The problem: Transcribe the records that follow, preserving every word.
* Start Data section *
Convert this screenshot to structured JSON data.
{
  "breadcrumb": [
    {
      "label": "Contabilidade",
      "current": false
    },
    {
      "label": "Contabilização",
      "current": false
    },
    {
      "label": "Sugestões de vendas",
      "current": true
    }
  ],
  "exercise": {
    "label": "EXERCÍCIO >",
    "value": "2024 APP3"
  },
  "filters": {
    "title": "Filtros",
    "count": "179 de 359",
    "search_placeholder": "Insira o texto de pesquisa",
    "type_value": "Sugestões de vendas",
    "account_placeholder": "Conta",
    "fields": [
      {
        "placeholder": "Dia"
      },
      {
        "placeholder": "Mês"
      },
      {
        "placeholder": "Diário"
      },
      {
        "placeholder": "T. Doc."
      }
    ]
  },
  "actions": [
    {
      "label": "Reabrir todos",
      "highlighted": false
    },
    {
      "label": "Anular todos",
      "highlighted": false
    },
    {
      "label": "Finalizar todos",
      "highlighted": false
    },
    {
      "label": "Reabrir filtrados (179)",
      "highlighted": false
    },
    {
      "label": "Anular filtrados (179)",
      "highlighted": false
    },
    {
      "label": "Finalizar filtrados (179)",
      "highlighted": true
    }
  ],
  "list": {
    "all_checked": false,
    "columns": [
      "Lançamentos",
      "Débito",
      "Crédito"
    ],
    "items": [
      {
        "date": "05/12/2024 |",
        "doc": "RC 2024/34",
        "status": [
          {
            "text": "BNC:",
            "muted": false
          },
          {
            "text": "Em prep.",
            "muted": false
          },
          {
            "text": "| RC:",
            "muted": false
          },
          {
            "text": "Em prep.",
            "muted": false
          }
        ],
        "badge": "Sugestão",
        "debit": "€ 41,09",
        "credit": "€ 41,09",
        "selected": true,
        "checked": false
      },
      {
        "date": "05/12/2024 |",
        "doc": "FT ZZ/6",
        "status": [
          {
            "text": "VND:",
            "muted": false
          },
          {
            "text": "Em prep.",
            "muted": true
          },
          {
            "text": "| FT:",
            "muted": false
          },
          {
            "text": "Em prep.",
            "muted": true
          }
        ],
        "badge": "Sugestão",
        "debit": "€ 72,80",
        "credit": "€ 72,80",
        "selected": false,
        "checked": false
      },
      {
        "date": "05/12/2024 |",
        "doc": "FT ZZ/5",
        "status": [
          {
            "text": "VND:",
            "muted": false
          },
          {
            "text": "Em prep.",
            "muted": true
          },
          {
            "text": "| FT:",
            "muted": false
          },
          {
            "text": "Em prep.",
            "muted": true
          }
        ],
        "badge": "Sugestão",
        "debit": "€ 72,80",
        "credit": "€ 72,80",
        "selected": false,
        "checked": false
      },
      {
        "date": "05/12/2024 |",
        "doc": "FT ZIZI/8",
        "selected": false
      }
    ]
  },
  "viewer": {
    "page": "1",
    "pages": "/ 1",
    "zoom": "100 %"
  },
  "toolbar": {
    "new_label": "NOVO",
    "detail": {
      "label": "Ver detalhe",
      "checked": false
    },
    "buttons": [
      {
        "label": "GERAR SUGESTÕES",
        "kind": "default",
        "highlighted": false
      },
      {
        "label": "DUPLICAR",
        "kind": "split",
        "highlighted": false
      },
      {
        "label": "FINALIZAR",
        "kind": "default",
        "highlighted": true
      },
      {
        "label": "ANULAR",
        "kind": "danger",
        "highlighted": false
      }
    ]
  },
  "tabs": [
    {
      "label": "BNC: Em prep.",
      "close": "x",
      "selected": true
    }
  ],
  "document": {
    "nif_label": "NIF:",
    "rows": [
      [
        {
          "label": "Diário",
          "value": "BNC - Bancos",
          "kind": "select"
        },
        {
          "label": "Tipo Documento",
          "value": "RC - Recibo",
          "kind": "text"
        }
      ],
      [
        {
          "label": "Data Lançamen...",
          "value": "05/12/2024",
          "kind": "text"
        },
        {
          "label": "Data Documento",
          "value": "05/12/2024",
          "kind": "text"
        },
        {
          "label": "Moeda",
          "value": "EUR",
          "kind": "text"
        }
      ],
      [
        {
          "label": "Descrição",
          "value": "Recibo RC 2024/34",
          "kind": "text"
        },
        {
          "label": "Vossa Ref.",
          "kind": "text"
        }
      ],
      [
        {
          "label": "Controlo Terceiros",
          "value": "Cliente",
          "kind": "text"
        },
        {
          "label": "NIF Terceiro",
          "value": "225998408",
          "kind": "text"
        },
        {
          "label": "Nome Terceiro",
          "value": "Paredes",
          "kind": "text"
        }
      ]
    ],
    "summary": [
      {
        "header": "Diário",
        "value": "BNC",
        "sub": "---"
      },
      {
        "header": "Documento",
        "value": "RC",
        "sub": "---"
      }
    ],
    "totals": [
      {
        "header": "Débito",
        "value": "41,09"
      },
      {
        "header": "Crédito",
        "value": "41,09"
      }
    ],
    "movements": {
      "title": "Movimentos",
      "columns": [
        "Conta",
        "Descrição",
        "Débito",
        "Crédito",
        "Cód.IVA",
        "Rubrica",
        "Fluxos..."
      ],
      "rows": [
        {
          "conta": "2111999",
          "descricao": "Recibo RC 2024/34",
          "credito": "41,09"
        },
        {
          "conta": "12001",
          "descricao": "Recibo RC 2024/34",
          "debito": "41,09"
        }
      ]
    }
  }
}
* End Data section *
Written reply:
Convert this screenshot to structured JSON data.
{
  "breadcrumb": [
    {
      "label": "Contabilidade",
      "current": false
    },
    {
      "label": "Contabilização",
      "current": false
    },
    {
      "label": "Sugestões de vendas",
      "current": true
    }
  ],
  "exercise": {
    "label": "EXERCÍCIO >",
    "value": "2024 APP3"
  },
  "filters": {
    "title": "Filtros",
    "count": "179 de 359",
    "search_placeholder": "Insira o texto de pesquisa",
    "type_value": "Sugestões de vendas",
    "account_placeholder": "Conta",
    "fields": [
      {
        "placeholder": "Dia"
      },
      {
        "placeholder": "Mês"
      },
      {
        "placeholder": "Diário"
      },
      {
        "placeholder": "T. Doc."
      }
    ]
  },
  "actions": [
    {
      "label": "Reabrir todos",
      "highlighted": false
    },
    {
      "label": "Anular todos",
      "highlighted": false
    },
    {
      "label": "Finalizar todos",
      "highlighted": false
    },
    {
      "label": "Reabrir filtrados (179)",
      "highlighted": false
    },
    {
      "label": "Anular filtrados (179)",
      "highlighted": false
    },
    {
      "label": "Finalizar filtrados (179)",
      "highlighted": true
    }
  ],
  "list": {
    "all_checked": false,
    "columns": [
      "Lançamentos",
      "Débito",
      "Crédito"
    ],
    "items": [
      {
        "date": "05/12/2024 |",
        "doc": "RC 2024/34",
        "status": [
          {
            "text": "BNC:",
            "muted": false
          },
          {
            "text": "Em prep.",
            "muted": false
          },
          {
            "text": "| RC:",
            "muted": false
          },
          {
            "text": "Em prep.",
            "muted": false
          }
        ],
        "badge": "Sugestão",
        "debit": "€ 41,09",
        "credit": "€ 41,09",
        "selected": true,
        "checked": false
      },
      {
        "date": "05/12/2024 |",
        "doc": "FT ZZ/6",
        "status": [
          {
            "text": "VND:",
            "muted": false
          },
          {
            "text": "Em prep.",
            "muted": true
          },
          {
            "text": "| FT:",
            "muted": false
          },
          {
            "text": "Em prep.",
            "muted": true
          }
        ],
        "badge": "Sugestão",
        "debit": "€ 72,80",
        "credit": "€ 72,80",
        "selected": false,
        "checked": false
      },
      {
        "date": "05/12/2024 |",
        "doc": "FT ZZ/5",
        "status": [
          {
            "text": "VND:",
            "muted": false
          },
          {
            "text": "Em prep.",
            "muted": true
          },
          {
            "text": "| FT:",
            "muted": false
          },
          {
            "text": "Em prep.",
            "muted": true
          }
        ],
        "badge": "Sugestão",
        "debit": "€ 72,80",
        "credit": "€ 72,80",
        "selected": false,
        "checked": false
      },
      {
        "date": "05/12/2024 |",
        "doc": "FT ZIZI/8",
        "selected": false
      }
    ]
  },
  "viewer": {
    "page": "1",
    "pages": "/ 1",
    "zoom": "100 %"
  },
  "toolbar": {
    "new_label": "NOVO",
    "detail": {
      "label": "Ver detalhe",
      "checked": false
    },
    "buttons": [
      {
        "label": "GERAR SUGESTÕES",
        "kind": "default",
        "highlighted": false
      },
      {
        "label": "DUPLICAR",
        "kind": "split",
        "highlighted": false
      },
      {
        "label": "FINALIZAR",
        "kind": "default",
        "highlighted": true
      },
      {
        "label": "ANULAR",
        "kind": "danger",
        "highlighted": false
      }
    ]
  },
  "tabs": [
    {
      "label": "BNC: Em prep.",
      "close": "x",
      "selected": true
    }
  ],
  "document": {
    "nif_label": "NIF:",
    "rows": [
      [
        {
          "label": "Diário",
          "value": "BNC - Bancos",
          "kind": "select"
        },
        {
          "label": "Tipo Documento",
          "value": "RC - Recibo",
          "kind": "text"
        }
      ],
      [
        {
          "label": "Data Lançamen...",
          "value": "05/12/2024",
          "kind": "text"
        },
        {
          "label": "Data Documento",
          "value": "05/12/2024",
          "kind": "text"
        },
        {
          "label": "Moeda",
          "value": "EUR",
          "kind": "text"
        }
      ],
      [
        {
          "label": "Descrição",
          "value": "Recibo RC 2024/34",
          "kind": "text"
        },
        {
          "label": "Vossa Ref.",
          "kind": "text"
        }
      ],
      [
        {
          "label": "Controlo Terceiros",
          "value": "Cliente",
          "kind": "text"
        },
        {
          "label": "NIF Terceiro",
          "value": "225998408",
          "kind": "text"
        },
        {
          "label": "Nome Terceiro",
          "value": "Paredes",
          "kind": "text"
        }
      ]
    ],
    "summary": [
      {
        "header": "Diário",
        "value": "BNC",
        "sub": "---"
      },
      {
        "header": "Documento",
        "value": "RC",
        "sub": "---"
      }
    ],
    "totals": [
      {
        "header": "Débito",
        "value": "41,09"
      },
      {
        "header": "Crédito",
        "value": "41,09"
      }
    ],
    "movements": {
      "title": "Movimentos",
      "columns": [
        "Conta",
        "Descrição",
        "Débito",
        "Crédito",
        "Cód.IVA",
        "Rubrica",
        "Fluxos..."
      ],
      "rows": [
        {
          "conta": "2111999",
          "descricao": "Recibo RC 2024/34",
          "credito": "41,09"
        },
        {
          "conta": "12001",
          "descricao": "Recibo RC 2024/34",
          "debito": "41,09"
        }
      ]
    }
  }
}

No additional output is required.